GOAL OF THE EXERCISE →
Output the data exactly, with every line intact.

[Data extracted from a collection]
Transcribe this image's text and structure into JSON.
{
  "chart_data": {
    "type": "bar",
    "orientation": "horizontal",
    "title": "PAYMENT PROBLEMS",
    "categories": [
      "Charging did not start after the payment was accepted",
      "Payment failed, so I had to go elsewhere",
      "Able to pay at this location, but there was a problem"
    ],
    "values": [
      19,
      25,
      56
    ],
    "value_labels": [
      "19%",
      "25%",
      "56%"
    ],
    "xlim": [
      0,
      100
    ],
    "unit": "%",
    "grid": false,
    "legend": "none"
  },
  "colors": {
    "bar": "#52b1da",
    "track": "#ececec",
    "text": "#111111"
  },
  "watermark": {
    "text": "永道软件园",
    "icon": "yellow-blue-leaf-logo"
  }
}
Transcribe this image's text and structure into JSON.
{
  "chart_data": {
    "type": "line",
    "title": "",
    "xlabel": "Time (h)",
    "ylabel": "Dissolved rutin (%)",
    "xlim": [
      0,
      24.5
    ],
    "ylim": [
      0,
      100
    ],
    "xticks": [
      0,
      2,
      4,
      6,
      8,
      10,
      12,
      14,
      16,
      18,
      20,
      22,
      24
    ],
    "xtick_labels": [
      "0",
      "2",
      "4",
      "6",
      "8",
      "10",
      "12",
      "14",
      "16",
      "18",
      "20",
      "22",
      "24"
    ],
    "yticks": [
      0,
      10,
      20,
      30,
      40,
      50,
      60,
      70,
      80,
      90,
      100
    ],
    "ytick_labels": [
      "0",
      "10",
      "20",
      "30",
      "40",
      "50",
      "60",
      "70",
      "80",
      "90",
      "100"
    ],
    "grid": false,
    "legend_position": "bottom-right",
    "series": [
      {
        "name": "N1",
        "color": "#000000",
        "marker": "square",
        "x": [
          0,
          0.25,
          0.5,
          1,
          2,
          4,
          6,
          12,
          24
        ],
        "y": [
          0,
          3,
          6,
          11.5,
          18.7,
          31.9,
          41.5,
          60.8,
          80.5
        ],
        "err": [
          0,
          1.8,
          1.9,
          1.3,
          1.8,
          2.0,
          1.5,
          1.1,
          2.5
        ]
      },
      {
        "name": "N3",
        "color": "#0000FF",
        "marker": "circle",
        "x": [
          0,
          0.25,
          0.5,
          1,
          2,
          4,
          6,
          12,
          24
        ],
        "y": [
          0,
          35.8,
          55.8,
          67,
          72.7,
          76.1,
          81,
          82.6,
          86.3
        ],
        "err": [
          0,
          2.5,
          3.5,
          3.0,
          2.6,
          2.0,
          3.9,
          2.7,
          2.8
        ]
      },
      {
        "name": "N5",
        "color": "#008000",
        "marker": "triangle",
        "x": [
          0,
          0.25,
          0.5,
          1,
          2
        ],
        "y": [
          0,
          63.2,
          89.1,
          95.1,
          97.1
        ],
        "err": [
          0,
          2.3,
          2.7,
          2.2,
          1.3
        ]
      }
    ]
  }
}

THE ANSWER →
Transcribe this image's text and structure into JSON.
{
  "chart_data": {
    "type": "bar",
    "orientation": "horizontal",
    "title": "PAYMENT PROBLEMS",
    "categories": [
      "Charging did not start after the payment was accepted",
      "Payment failed, so I had to go elsewhere",
      "Able to pay at this location, but there was a problem"
    ],
    "values": [
      19,
      25,
      56
    ],
    "value_labels": [
      "19%",
      "25%",
      "56%"
    ],
    "xlim": [
      0,
      100
    ],
    "unit": "%",
    "grid": false,
    "legend": "none"
  },
  "colors": {
    "bar": "#52b1da",
    "track": "#ececec",
    "text": "#111111"
  },
  "watermark": {
    "text": "永道软件园",
    "icon": "yellow-blue-leaf-logo"
  }
}
Transcribe this image's text and structure into JSON.
{
  "chart_data": {
    "type": "line",
    "title": "",
    "xlabel": "Time (h)",
    "ylabel": "Dissolved rutin (%)",
    "xlim": [
      0,
      24.5
    ],
    "ylim": [
      0,
      100
    ],
    "xticks": [
      0,
      2,
      4,
      6,
      8,
      10,
      12,
      14,
      16,
      18,
      20,
      22,
      24
    ],
    "xtick_labels": [
      "0",
      "2",
      "4",
      "6",
      "8",
      "10",
      "12",
      "14",
      "16",
      "18",
      "20",
      "22",
      "24"
    ],
    "yticks": [
      0,
      10,
      20,
      30,
      40,
      50,
      60,
      70,
      80,
      90,
      100
    ],
    "ytick_labels": [
      "0",
      "10",
      "20",
      "30",
      "40",
      "50",
      "60",
      "70",
      "80",
      "90",
      "100"
    ],
    "grid": false,
    "legend_position": "bottom-right",
    "series": [
      {
        "name": "N1",
        "color": "#000000",
        "marker": "square",
        "x": [
          0,
          0.25,
          0.5,
          1,
          2,
          4,
          6,
          12,
          24
        ],
        "y": [
          0,
          3,
          6,
          11.5,
          18.7,
          31.9,
          41.5,
          60.8,
          80.5
        ],
        "err": [
          0,
          1.8,
          1.9,
          1.3,
          1.8,
          2.0,
          1.5,
          1.1,
          2.5
        ]
      },
      {
        "name": "N3",
        "color": "#0000FF",
        "marker": "circle",
        "x": [
          0,
          0.25,
          0.5,
          1,
          2,
          4,
          6,
          12,
          24
        ],
        "y": [
          0,
          35.8,
          55.8,
          67,
          72.7,
          76.1,
          81,
          82.6,
          86.3
        ],
        "err": [
          0,
          2.5,
          3.5,
          3.0,
          2.6,
          2.0,
          3.9,
          2.7,
          2.8
        ]
      },
      {
        "name": "N5",
        "color": "#008000",
        "marker": "triangle",
        "x": [
          0,
          0.25,
          0.5,
          1,
          2
        ],
        "y": [
          0,
          63.2,
          89.1,
          95.1,
          97.1
        ],
        "err": [
          0,
          2.3,
          2.7,
          2.2,
          1.3
        ]
      }
    ]
  }
}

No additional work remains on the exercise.